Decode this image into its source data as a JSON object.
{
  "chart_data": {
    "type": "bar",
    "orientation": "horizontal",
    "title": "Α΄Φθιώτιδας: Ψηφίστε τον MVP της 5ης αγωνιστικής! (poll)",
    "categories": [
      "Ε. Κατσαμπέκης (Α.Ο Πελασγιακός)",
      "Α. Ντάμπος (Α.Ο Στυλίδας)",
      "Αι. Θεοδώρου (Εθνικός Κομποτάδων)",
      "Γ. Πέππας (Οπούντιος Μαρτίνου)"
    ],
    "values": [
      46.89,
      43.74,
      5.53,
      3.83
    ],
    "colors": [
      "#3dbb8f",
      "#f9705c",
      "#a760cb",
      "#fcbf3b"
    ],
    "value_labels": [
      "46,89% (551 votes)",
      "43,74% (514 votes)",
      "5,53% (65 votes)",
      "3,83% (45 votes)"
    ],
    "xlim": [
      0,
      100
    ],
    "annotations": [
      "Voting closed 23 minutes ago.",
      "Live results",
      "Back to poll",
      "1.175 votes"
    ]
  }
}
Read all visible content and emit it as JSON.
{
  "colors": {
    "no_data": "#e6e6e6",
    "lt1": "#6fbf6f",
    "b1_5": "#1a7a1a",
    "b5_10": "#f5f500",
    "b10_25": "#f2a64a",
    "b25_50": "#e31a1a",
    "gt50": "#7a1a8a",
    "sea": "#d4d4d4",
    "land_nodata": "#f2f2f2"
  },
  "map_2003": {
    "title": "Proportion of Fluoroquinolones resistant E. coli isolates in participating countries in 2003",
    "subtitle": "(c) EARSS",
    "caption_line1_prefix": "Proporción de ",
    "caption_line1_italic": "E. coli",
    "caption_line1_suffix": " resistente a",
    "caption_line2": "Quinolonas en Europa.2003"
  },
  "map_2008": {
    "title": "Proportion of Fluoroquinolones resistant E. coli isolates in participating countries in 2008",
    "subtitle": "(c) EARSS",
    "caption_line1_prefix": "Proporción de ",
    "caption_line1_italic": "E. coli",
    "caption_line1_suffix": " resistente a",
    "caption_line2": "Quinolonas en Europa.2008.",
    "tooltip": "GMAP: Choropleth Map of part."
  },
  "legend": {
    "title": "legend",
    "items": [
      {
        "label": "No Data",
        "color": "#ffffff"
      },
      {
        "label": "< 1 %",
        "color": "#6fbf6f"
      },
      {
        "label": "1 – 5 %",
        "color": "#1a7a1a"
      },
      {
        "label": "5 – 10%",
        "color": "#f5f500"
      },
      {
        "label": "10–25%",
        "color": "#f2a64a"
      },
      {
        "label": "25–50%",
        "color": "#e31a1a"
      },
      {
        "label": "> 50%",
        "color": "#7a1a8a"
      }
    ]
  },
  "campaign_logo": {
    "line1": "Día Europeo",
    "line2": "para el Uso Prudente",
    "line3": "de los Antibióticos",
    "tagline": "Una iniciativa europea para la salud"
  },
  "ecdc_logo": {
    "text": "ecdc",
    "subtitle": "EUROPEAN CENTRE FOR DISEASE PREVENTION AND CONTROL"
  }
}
:::::
▸ **Aim of the exercise**
Every record shown above should be written out again exactly.

▸ **Output below**
Decode this image into its source data as a JSON object.
{
  "chart_data": {
    "type": "bar",
    "orientation": "horizontal",
    "title": "Α΄Φθιώτιδας: Ψηφίστε τον MVP της 5ης αγωνιστικής! (poll)",
    "categories": [
      "Ε. Κατσαμπέκης (Α.Ο Πελασγιακός)",
      "Α. Ντάμπος (Α.Ο Στυλίδας)",
      "Αι. Θεοδώρου (Εθνικός Κομποτάδων)",
      "Γ. Πέππας (Οπούντιος Μαρτίνου)"
    ],
    "values": [
      46.89,
      43.74,
      5.53,
      3.83
    ],
    "colors": [
      "#3dbb8f",
      "#f9705c",
      "#a760cb",
      "#fcbf3b"
    ],
    "value_labels": [
      "46,89% (551 votes)",
      "43,74% (514 votes)",
      "5,53% (65 votes)",
      "3,83% (45 votes)"
    ],
    "xlim": [
      0,
      100
    ],
    "annotations": [
      "Voting closed 23 minutes ago.",
      "Live results",
      "Back to poll",
      "1.175 votes"
    ]
  }
}
Read all visible content and emit it as JSON.
{
  "colors": {
    "no_data": "#e6e6e6",
    "lt1": "#6fbf6f",
    "b1_5": "#1a7a1a",
    "b5_10": "#f5f500",
    "b10_25": "#f2a64a",
    "b25_50": "#e31a1a",
    "gt50": "#7a1a8a",
    "sea": "#d4d4d4",
    "land_nodata": "#f2f2f2"
  },
  "map_2003": {
    "title": "Proportion of Fluoroquinolones resistant E. coli isolates in participating countries in 2003",
    "subtitle": "(c) EARSS",
    "caption_line1_prefix": "Proporción de ",
    "caption_line1_italic": "E. coli",
    "caption_line1_suffix": " resistente a",
    "caption_line2": "Quinolonas en Europa.2003"
  },
  "map_2008": {
    "title": "Proportion of Fluoroquinolones resistant E. coli isolates in participating countries in 2008",
    "subtitle": "(c) EARSS",
    "caption_line1_prefix": "Proporción de ",
    "caption_line1_italic": "E. coli",
    "caption_line1_suffix": " resistente a",
    "caption_line2": "Quinolonas en Europa.2008.",
    "tooltip": "GMAP: Choropleth Map of part."
  },
  "legend": {
    "title": "legend",
    "items": [
      {
        "label": "No Data",
        "color": "#ffffff"
      },
      {
        "label": "< 1 %",
        "color": "#6fbf6f"
      },
      {
        "label": "1 – 5 %",
        "color": "#1a7a1a"
      },
      {
        "label": "5 – 10%",
        "color": "#f5f500"
      },
      {
        "label": "10–25%",
        "color": "#f2a64a"
      },
      {
        "label": "25–50%",
        "color": "#e31a1a"
      },
      {
        "label": "> 50%",
        "color": "#7a1a8a"
      }
    ]
  },
  "campaign_logo": {
    "line1": "Día Europeo",
    "line2": "para el Uso Prudente",
    "line3": "de los Antibióticos",
    "tagline": "Una iniciativa europea para la salud"
  },
  "ecdc_logo": {
    "text": "ecdc",
    "subtitle": "EUROPEAN CENTRE FOR DISEASE PREVENTION AND CONTROL"
  }
}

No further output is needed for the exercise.